[Task statement]
Write out all of the data without omission, exactly as shown.

====== Provided entries

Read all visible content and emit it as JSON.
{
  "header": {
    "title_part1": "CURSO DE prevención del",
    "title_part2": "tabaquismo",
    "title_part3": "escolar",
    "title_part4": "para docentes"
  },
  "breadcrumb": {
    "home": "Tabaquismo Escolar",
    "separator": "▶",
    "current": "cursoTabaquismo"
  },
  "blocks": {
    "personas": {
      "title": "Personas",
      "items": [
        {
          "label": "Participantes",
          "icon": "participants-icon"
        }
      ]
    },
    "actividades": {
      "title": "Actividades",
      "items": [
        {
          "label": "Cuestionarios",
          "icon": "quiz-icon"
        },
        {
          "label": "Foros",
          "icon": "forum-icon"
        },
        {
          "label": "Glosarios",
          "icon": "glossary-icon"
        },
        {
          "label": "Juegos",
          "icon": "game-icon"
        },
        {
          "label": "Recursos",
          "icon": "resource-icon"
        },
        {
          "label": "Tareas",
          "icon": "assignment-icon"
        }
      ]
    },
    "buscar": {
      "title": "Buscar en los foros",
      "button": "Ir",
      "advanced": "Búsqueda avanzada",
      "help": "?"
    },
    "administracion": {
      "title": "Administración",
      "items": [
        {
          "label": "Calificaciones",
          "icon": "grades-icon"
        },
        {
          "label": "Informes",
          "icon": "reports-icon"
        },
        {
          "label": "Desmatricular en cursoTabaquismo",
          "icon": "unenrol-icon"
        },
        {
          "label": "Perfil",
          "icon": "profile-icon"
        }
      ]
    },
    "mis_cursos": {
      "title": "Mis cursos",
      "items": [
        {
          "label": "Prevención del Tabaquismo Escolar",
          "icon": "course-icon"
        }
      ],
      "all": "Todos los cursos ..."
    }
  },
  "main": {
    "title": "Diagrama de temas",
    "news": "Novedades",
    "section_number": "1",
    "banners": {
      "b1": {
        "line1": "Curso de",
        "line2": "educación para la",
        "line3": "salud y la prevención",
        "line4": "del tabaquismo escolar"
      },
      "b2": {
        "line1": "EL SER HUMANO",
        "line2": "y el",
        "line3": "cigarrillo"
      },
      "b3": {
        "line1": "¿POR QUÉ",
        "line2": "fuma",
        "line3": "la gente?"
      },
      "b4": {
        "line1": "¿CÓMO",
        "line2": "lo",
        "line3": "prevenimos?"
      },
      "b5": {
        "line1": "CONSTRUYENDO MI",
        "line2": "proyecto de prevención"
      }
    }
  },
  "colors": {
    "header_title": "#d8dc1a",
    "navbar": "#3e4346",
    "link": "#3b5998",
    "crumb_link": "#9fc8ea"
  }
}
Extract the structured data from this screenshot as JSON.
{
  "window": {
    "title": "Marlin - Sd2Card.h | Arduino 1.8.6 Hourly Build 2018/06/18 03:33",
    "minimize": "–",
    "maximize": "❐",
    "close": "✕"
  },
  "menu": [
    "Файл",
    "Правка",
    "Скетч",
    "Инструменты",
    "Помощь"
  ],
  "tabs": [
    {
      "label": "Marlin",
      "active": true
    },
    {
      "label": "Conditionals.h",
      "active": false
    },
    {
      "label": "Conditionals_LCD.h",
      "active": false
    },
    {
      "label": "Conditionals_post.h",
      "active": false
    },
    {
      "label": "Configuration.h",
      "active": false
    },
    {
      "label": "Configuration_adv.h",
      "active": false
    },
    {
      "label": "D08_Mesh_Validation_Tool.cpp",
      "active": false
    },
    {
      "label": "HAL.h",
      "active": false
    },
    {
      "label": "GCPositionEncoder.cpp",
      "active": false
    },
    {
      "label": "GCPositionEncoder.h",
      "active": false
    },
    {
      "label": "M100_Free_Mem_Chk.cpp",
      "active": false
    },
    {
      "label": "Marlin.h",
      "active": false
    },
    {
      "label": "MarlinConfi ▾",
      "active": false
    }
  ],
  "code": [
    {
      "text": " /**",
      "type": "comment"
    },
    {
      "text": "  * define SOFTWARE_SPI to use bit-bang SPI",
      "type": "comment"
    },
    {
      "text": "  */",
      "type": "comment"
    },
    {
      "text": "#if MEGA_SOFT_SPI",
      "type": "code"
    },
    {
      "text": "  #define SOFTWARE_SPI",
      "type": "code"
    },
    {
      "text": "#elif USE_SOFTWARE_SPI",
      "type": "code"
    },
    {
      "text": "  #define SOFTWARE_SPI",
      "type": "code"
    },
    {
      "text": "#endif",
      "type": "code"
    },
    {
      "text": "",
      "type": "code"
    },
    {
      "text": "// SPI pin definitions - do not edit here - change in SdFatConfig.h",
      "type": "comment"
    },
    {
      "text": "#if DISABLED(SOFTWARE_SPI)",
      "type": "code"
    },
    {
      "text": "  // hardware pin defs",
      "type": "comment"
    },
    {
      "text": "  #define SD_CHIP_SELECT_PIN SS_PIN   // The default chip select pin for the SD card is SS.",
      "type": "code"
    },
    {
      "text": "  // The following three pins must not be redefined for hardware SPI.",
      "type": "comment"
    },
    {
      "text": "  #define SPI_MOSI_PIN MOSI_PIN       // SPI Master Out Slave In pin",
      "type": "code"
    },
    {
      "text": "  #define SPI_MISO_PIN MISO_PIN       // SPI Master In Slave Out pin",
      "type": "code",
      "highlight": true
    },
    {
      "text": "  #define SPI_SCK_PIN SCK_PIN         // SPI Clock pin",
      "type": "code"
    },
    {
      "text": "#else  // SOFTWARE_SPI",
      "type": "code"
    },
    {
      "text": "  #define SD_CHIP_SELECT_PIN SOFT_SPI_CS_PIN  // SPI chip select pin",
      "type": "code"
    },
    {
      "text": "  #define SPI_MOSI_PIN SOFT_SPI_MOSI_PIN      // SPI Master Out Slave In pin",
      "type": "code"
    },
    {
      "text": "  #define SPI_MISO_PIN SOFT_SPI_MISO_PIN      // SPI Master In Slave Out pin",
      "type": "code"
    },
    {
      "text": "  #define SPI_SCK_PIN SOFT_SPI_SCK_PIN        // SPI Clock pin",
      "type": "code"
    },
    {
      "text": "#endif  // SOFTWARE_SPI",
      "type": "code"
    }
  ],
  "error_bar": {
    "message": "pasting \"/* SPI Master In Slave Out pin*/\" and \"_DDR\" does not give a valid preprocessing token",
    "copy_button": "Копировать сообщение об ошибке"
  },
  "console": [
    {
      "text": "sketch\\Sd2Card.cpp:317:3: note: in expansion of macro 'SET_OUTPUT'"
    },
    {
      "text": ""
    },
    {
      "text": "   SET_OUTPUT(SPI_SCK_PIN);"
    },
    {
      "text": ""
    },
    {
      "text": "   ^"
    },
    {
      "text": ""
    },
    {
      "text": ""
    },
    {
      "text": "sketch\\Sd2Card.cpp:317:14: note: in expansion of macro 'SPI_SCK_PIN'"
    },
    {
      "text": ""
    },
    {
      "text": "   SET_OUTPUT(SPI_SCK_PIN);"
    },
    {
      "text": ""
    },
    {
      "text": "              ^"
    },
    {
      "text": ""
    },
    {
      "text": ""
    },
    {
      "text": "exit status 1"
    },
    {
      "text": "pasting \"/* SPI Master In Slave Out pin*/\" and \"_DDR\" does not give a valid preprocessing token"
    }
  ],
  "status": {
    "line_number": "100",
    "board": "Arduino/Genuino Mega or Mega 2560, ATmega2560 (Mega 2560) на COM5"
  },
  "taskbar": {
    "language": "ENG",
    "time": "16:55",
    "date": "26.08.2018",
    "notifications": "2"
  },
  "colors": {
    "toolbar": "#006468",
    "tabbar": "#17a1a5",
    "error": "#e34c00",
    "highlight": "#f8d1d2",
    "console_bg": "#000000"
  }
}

============

[Task solution]
Read all visible content and emit it as JSON.
{
  "header": {
    "title_part1": "CURSO DE prevención del",
    "title_part2": "tabaquismo",
    "title_part3": "escolar",
    "title_part4": "para docentes"
  },
  "breadcrumb": {
    "home": "Tabaquismo Escolar",
    "separator": "▶",
    "current": "cursoTabaquismo"
  },
  "blocks": {
    "personas": {
      "title": "Personas",
      "items": [
        {
          "label": "Participantes",
          "icon": "participants-icon"
        }
      ]
    },
    "actividades": {
      "title": "Actividades",
      "items": [
        {
          "label": "Cuestionarios",
          "icon": "quiz-icon"
        },
        {
          "label": "Foros",
          "icon": "forum-icon"
        },
        {
          "label": "Glosarios",
          "icon": "glossary-icon"
        },
        {
          "label": "Juegos",
          "icon": "game-icon"
        },
        {
          "label": "Recursos",
          "icon": "resource-icon"
        },
        {
          "label": "Tareas",
          "icon": "assignment-icon"
        }
      ]
    },
    "buscar": {
      "title": "Buscar en los foros",
      "button": "Ir",
      "advanced": "Búsqueda avanzada",
      "help": "?"
    },
    "administracion": {
      "title": "Administración",
      "items": [
        {
          "label": "Calificaciones",
          "icon": "grades-icon"
        },
        {
          "label": "Informes",
          "icon": "reports-icon"
        },
        {
          "label": "Desmatricular en cursoTabaquismo",
          "icon": "unenrol-icon"
        },
        {
          "label": "Perfil",
          "icon": "profile-icon"
        }
      ]
    },
    "mis_cursos": {
      "title": "Mis cursos",
      "items": [
        {
          "label": "Prevención del Tabaquismo Escolar",
          "icon": "course-icon"
        }
      ],
      "all": "Todos los cursos ..."
    }
  },
  "main": {
    "title": "Diagrama de temas",
    "news": "Novedades",
    "section_number": "1",
    "banners": {
      "b1": {
        "line1": "Curso de",
        "line2": "educación para la",
        "line3": "salud y la prevención",
        "line4": "del tabaquismo escolar"
      },
      "b2": {
        "line1": "EL SER HUMANO",
        "line2": "y el",
        "line3": "cigarrillo"
      },
      "b3": {
        "line1": "¿POR QUÉ",
        "line2": "fuma",
        "line3": "la gente?"
      },
      "b4": {
        "line1": "¿CÓMO",
        "line2": "lo",
        "line3": "prevenimos?"
      },
      "b5": {
        "line1": "CONSTRUYENDO MI",
        "line2": "proyecto de prevención"
      }
    }
  },
  "colors": {
    "header_title": "#d8dc1a",
    "navbar": "#3e4346",
    "link": "#3b5998",
    "crumb_link": "#9fc8ea"
  }
}
Extract the structured data from this screenshot as JSON.
{
  "window": {
    "title": "Marlin - Sd2Card.h | Arduino 1.8.6 Hourly Build 2018/06/18 03:33",
    "minimize": "–",
    "maximize": "❐",
    "close": "✕"
  },
  "menu": [
    "Файл",
    "Правка",
    "Скетч",
    "Инструменты",
    "Помощь"
  ],
  "tabs": [
    {
      "label": "Marlin",
      "active": true
    },
    {
      "label": "Conditionals.h",
      "active": false
    },
    {
      "label": "Conditionals_LCD.h",
      "active": false
    },
    {
      "label": "Conditionals_post.h",
      "active": false
    },
    {
      "label": "Configuration.h",
      "active": false
    },
    {
      "label": "Configuration_adv.h",
      "active": false
    },
    {
      "label": "D08_Mesh_Validation_Tool.cpp",
      "active": false
    },
    {
      "label": "HAL.h",
      "active": false
    },
    {
      "label": "GCPositionEncoder.cpp",
      "active": false
    },
    {
      "label": "GCPositionEncoder.h",
      "active": false
    },
    {
      "label": "M100_Free_Mem_Chk.cpp",
      "active": false
    },
    {
      "label": "Marlin.h",
      "active": false
    },
    {
      "label": "MarlinConfi ▾",
      "active": false
    }
  ],
  "code": [
    {
      "text": " /**",
      "type": "comment"
    },
    {
      "text": "  * define SOFTWARE_SPI to use bit-bang SPI",
      "type": "comment"
    },
    {
      "text": "  */",
      "type": "comment"
    },
    {
      "text": "#if MEGA_SOFT_SPI",
      "type": "code"
    },
    {
      "text": "  #define SOFTWARE_SPI",
      "type": "code"
    },
    {
      "text": "#elif USE_SOFTWARE_SPI",
      "type": "code"
    },
    {
      "text": "  #define SOFTWARE_SPI",
      "type": "code"
    },
    {
      "text": "#endif",
      "type": "code"
    },
    {
      "text": "",
      "type": "code"
    },
    {
      "text": "// SPI pin definitions - do not edit here - change in SdFatConfig.h",
      "type": "comment"
    },
    {
      "text": "#if DISABLED(SOFTWARE_SPI)",
      "type": "code"
    },
    {
      "text": "  // hardware pin defs",
      "type": "comment"
    },
    {
      "text": "  #define SD_CHIP_SELECT_PIN SS_PIN   // The default chip select pin for the SD card is SS.",
      "type": "code"
    },
    {
      "text": "  // The following three pins must not be redefined for hardware SPI.",
      "type": "comment"
    },
    {
      "text": "  #define SPI_MOSI_PIN MOSI_PIN       // SPI Master Out Slave In pin",
      "type": "code"
    },
    {
      "text": "  #define SPI_MISO_PIN MISO_PIN       // SPI Master In Slave Out pin",
      "type": "code",
      "highlight": true
    },
    {
      "text": "  #define SPI_SCK_PIN SCK_PIN         // SPI Clock pin",
      "type": "code"
    },
    {
      "text": "#else  // SOFTWARE_SPI",
      "type": "code"
    },
    {
      "text": "  #define SD_CHIP_SELECT_PIN SOFT_SPI_CS_PIN  // SPI chip select pin",
      "type": "code"
    },
    {
      "text": "  #define SPI_MOSI_PIN SOFT_SPI_MOSI_PIN      // SPI Master Out Slave In pin",
      "type": "code"
    },
    {
      "text": "  #define SPI_MISO_PIN SOFT_SPI_MISO_PIN      // SPI Master In Slave Out pin",
      "type": "code"
    },
    {
      "text": "  #define SPI_SCK_PIN SOFT_SPI_SCK_PIN        // SPI Clock pin",
      "type": "code"
    },
    {
      "text": "#endif  // SOFTWARE_SPI",
      "type": "code"
    }
  ],
  "error_bar": {
    "message": "pasting \"/* SPI Master In Slave Out pin*/\" and \"_DDR\" does not give a valid preprocessing token",
    "copy_button": "Копировать сообщение об ошибке"
  },
  "console": [
    {
      "text": "sketch\\Sd2Card.cpp:317:3: note: in expansion of macro 'SET_OUTPUT'"
    },
    {
      "text": ""
    },
    {
      "text": "   SET_OUTPUT(SPI_SCK_PIN);"
    },
    {
      "text": ""
    },
    {
      "text": "   ^"
    },
    {
      "text": ""
    },
    {
      "text": ""
    },
    {
      "text": "sketch\\Sd2Card.cpp:317:14: note: in expansion of macro 'SPI_SCK_PIN'"
    },
    {
      "text": ""
    },
    {
      "text": "   SET_OUTPUT(SPI_SCK_PIN);"
    },
    {
      "text": ""
    },
    {
      "text": "              ^"
    },
    {
      "text": ""
    },
    {
      "text": ""
    },
    {
      "text": "exit status 1"
    },
    {
      "text": "pasting \"/* SPI Master In Slave Out pin*/\" and \"_DDR\" does not give a valid preprocessing token"
    }
  ],
  "status": {
    "line_number": "100",
    "board": "Arduino/Genuino Mega or Mega 2560, ATmega2560 (Mega 2560) на COM5"
  },
  "taskbar": {
    "language": "ENG",
    "time": "16:55",
    "date": "26.08.2018",
    "notifications": "2"
  },
  "colors": {
    "toolbar": "#006468",
    "tabbar": "#17a1a5",
    "error": "#e34c00",
    "highlight": "#f8d1d2",
    "console_bg": "#000000"
  }
}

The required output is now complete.